SHORT EXERCISE: Extract each line bearing the word "type".

= = = = =

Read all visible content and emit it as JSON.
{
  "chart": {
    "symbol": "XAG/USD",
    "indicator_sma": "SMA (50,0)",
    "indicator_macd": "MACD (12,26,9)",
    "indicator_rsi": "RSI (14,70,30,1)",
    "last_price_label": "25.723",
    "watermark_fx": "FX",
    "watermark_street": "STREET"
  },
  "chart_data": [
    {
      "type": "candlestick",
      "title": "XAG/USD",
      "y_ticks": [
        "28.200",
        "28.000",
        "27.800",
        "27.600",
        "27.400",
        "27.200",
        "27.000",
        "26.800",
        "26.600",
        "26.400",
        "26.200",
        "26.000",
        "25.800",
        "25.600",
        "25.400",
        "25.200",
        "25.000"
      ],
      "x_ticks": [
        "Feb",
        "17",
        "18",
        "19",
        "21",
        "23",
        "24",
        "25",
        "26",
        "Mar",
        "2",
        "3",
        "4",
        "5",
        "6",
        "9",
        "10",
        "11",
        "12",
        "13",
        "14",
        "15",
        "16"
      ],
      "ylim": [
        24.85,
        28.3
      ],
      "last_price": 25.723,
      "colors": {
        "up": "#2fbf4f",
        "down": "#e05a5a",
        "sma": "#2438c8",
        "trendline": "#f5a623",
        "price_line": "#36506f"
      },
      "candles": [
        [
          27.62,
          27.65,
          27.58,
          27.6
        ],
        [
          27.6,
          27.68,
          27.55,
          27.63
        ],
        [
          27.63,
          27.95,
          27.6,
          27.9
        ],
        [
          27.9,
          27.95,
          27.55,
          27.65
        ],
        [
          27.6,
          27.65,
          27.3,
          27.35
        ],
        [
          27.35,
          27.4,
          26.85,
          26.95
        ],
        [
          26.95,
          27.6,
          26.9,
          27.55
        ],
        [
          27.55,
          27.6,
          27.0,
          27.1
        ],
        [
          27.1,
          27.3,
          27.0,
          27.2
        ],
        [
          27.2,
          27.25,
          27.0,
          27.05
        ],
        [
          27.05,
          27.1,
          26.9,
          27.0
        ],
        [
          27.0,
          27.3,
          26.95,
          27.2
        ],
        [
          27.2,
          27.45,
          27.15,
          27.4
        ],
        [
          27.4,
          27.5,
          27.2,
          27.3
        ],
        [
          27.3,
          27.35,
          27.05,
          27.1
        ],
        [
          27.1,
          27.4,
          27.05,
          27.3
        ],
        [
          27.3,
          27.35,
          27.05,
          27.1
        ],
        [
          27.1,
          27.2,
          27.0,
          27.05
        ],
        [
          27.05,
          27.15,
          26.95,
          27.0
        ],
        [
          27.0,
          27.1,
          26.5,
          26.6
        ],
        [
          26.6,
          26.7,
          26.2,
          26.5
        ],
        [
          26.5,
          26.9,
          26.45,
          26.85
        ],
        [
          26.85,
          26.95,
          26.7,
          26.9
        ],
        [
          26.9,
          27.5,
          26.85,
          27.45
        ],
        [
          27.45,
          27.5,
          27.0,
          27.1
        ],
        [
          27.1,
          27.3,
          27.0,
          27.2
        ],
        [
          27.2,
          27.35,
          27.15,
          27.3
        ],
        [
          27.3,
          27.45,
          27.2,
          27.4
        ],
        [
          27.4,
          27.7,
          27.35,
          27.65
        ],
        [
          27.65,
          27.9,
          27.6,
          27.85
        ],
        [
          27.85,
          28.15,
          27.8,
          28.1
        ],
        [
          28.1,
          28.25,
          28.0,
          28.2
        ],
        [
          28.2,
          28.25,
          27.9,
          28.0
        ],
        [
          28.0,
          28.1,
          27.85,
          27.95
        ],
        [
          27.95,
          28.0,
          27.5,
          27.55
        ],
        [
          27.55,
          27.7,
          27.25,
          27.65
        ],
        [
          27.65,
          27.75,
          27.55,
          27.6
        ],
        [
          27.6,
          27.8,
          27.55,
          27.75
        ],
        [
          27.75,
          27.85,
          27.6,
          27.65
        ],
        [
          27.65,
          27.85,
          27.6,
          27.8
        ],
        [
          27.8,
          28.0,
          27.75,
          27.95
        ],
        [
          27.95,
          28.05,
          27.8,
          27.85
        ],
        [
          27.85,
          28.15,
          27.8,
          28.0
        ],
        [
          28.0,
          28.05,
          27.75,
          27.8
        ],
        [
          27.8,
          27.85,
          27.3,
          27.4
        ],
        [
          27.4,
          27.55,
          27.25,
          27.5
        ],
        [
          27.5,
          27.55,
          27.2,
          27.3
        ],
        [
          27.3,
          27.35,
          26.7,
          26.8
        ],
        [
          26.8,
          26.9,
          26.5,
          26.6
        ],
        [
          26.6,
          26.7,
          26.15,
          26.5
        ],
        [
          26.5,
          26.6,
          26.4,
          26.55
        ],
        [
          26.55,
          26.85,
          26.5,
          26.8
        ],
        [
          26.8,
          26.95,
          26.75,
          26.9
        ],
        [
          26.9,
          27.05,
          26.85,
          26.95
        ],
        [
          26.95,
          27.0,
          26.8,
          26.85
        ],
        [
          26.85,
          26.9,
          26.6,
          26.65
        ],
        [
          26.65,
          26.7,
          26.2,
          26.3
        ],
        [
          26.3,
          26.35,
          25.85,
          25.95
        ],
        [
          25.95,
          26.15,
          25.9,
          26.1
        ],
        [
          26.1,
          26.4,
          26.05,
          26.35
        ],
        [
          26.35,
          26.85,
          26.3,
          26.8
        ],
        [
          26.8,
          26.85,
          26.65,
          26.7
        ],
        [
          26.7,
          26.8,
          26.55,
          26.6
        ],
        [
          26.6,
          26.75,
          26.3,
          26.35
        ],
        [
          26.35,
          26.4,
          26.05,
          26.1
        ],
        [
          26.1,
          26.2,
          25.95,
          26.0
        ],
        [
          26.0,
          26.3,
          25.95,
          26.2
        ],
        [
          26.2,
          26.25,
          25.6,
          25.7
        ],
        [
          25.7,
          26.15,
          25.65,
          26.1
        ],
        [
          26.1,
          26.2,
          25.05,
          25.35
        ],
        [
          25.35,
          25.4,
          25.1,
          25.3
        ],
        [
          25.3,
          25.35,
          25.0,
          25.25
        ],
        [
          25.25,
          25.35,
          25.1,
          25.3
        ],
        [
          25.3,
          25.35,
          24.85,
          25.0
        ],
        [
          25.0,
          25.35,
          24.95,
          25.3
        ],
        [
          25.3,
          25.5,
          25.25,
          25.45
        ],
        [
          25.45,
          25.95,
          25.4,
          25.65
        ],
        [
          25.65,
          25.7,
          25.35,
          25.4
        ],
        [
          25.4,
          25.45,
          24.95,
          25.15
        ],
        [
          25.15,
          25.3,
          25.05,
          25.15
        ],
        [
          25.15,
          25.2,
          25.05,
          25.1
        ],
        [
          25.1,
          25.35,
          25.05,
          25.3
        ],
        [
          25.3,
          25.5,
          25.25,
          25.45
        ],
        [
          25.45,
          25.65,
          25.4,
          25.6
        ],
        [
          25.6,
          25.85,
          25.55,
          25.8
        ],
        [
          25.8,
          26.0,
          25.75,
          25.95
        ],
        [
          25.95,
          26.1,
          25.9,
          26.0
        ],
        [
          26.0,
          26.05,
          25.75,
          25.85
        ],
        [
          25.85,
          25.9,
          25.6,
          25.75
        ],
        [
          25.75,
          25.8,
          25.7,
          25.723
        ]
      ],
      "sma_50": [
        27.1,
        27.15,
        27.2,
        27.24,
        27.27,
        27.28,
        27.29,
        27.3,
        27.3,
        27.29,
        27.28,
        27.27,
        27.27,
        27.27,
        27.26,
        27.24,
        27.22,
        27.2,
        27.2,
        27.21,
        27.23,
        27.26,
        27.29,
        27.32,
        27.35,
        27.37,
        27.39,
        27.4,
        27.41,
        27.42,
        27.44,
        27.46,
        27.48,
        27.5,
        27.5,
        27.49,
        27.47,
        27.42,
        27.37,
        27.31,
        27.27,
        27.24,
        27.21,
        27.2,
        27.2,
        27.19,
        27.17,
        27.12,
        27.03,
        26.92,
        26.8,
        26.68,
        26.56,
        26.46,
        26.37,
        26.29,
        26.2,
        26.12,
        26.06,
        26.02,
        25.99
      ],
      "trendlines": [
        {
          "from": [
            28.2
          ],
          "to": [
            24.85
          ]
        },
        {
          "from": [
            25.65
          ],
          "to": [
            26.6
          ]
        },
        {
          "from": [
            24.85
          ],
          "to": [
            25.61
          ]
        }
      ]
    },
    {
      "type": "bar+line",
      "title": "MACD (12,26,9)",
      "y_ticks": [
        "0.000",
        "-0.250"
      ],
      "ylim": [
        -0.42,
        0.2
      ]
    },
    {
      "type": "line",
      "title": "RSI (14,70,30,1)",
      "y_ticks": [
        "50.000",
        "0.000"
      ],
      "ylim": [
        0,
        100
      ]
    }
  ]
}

= = = = =

THE SOLUTION:
      "type": "candlestick",
      "type": "bar+line",
      "type": "line",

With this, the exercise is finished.